Dataset records:
──────────
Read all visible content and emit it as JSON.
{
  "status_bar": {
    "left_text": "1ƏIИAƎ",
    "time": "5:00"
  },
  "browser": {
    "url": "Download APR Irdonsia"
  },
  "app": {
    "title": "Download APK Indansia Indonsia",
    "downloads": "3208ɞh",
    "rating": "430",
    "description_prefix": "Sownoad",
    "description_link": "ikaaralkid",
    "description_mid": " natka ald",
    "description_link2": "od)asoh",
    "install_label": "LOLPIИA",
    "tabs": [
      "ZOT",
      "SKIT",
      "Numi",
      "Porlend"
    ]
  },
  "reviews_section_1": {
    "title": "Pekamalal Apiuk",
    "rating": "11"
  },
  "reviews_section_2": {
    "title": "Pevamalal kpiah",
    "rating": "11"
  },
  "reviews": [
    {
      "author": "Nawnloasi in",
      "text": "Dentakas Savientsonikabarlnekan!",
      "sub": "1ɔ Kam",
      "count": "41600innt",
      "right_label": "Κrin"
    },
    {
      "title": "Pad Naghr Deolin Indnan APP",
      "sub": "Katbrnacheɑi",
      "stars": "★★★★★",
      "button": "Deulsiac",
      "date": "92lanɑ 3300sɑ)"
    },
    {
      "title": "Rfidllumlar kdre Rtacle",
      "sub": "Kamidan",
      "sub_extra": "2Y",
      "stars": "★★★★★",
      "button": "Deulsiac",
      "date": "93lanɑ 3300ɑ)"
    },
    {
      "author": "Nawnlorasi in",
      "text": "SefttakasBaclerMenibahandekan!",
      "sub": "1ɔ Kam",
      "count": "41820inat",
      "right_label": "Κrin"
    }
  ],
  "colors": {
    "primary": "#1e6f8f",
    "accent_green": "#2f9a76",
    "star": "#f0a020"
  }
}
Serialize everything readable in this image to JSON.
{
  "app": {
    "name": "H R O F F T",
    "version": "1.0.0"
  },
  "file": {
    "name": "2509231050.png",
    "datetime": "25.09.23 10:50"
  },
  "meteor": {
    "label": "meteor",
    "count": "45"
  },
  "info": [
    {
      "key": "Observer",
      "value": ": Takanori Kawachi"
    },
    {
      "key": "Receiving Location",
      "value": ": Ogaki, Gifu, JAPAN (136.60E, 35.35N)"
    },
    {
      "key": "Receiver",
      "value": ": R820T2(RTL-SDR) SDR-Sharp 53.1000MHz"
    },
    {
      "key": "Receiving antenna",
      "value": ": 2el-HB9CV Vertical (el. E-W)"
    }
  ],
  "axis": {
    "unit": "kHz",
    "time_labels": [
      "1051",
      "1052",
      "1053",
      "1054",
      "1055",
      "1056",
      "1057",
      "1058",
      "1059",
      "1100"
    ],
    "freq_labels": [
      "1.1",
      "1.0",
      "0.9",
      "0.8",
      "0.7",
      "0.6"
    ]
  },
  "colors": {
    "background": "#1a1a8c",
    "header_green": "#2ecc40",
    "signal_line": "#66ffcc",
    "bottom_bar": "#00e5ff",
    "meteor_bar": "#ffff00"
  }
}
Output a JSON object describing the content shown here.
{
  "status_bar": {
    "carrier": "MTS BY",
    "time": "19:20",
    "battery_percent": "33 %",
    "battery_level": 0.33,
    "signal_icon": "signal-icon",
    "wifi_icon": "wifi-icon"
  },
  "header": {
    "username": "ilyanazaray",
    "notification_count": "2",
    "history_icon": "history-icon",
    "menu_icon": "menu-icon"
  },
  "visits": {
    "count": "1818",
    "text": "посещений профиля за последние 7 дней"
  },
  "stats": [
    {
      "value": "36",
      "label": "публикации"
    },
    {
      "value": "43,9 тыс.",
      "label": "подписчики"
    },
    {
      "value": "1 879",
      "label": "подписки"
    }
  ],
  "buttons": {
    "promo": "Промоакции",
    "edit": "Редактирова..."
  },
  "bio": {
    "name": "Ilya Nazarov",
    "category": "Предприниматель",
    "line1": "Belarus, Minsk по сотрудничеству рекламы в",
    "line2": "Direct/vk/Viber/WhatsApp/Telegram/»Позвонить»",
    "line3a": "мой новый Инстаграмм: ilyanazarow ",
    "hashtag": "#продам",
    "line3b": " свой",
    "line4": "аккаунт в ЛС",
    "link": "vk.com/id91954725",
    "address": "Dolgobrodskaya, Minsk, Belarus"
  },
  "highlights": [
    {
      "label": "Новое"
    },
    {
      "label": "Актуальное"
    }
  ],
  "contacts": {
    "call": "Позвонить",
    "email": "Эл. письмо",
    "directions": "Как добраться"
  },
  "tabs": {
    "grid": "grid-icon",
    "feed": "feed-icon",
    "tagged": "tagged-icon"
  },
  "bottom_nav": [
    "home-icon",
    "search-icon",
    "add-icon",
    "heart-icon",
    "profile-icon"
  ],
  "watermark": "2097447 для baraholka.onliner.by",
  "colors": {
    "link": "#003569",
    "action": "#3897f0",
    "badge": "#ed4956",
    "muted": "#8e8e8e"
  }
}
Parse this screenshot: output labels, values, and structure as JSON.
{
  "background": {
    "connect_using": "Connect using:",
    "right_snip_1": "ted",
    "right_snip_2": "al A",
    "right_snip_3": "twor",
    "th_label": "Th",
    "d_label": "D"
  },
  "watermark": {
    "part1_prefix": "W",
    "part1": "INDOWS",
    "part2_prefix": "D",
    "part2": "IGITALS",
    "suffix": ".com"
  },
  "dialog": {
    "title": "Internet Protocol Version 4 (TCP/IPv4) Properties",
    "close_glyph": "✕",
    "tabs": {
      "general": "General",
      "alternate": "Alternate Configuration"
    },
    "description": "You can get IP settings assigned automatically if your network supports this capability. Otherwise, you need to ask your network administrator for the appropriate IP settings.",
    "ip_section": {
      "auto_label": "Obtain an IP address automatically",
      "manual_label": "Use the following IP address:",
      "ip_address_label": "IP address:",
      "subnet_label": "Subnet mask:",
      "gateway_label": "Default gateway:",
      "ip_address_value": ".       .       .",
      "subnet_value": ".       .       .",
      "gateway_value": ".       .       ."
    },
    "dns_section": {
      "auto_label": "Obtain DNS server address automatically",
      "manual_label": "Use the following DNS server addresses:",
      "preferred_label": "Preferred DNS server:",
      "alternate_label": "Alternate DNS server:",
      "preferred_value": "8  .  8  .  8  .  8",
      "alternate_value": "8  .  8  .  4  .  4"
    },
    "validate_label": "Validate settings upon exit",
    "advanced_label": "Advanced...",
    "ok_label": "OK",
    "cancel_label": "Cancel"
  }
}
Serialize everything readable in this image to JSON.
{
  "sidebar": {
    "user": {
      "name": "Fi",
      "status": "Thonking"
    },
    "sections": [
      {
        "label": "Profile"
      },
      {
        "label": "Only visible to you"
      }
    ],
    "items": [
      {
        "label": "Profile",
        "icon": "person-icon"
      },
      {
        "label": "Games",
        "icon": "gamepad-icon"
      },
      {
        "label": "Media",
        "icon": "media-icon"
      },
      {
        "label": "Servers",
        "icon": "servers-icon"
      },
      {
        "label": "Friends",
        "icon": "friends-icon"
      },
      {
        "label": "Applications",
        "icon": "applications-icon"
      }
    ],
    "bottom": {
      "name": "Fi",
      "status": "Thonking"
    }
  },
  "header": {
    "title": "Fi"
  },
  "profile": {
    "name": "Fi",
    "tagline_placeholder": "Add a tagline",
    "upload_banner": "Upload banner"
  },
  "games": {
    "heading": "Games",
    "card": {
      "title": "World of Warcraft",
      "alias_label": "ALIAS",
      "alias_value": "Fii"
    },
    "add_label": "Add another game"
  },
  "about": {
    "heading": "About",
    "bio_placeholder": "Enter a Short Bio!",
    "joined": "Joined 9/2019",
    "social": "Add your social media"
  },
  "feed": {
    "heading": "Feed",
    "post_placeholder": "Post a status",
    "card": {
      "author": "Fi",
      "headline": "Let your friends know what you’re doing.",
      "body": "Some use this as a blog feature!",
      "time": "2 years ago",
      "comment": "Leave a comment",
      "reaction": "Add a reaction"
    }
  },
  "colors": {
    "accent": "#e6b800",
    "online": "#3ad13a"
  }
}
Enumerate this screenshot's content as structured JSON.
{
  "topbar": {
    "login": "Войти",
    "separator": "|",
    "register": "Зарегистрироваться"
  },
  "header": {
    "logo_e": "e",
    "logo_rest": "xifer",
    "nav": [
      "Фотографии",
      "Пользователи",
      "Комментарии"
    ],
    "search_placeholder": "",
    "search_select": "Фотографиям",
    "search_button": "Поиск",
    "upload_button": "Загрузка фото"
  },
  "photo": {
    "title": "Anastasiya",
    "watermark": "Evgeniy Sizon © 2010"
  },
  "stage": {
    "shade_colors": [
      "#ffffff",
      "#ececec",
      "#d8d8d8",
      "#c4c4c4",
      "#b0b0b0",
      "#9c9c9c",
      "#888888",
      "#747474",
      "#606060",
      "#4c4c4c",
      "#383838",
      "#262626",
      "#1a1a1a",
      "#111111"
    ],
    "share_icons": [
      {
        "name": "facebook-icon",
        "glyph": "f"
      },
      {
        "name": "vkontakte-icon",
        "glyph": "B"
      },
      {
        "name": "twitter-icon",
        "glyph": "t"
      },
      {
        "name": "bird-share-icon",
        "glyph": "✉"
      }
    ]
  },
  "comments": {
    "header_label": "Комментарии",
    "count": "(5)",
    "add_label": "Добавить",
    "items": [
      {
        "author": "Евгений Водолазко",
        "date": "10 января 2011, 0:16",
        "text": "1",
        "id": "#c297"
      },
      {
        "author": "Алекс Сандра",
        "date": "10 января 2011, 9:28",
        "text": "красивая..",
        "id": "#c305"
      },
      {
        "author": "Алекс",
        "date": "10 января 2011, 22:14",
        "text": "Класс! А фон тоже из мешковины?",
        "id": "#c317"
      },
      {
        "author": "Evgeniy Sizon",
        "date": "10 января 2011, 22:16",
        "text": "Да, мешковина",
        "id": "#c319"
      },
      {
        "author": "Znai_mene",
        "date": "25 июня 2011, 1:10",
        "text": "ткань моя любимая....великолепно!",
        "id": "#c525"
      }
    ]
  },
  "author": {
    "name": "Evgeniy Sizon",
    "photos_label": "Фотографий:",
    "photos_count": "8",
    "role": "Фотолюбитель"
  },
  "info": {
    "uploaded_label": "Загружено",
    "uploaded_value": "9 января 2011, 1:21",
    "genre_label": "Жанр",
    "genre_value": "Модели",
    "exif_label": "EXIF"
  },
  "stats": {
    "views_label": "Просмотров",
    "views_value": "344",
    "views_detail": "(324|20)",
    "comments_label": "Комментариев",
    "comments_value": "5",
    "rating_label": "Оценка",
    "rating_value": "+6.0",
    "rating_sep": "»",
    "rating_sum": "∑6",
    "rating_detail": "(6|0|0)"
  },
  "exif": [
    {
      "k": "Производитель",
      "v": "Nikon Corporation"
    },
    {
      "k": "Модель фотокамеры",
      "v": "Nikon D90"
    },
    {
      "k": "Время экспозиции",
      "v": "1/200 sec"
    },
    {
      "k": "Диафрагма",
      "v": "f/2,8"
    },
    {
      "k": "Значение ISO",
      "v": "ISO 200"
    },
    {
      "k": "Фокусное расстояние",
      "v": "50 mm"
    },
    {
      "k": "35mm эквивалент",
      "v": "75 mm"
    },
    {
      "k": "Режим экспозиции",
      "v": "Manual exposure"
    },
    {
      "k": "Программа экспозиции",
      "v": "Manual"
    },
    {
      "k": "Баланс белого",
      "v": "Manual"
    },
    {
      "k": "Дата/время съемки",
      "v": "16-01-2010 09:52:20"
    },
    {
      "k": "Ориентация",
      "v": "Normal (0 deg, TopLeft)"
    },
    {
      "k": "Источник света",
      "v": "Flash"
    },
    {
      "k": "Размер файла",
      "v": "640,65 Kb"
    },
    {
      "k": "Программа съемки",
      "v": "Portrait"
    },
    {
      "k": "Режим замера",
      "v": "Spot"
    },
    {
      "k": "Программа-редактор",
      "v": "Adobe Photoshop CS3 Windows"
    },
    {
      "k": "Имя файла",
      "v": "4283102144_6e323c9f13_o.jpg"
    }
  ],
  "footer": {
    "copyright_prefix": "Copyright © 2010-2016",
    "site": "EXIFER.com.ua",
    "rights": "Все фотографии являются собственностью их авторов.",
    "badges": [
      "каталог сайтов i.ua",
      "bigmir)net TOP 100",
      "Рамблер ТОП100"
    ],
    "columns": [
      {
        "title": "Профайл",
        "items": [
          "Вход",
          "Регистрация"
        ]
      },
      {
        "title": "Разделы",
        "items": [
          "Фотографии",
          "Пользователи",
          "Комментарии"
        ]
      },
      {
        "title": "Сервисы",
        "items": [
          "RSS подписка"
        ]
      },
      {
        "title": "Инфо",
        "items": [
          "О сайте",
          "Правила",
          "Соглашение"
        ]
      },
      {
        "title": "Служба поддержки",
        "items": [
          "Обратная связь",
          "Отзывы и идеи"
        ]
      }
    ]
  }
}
──────────
SHORT TASK: Go over the data above and copy every line that has the word "Комментарии" in it.

WRITTEN REPLY:
      "Комментарии"
    "header_label": "Комментарии",
          "Комментарии"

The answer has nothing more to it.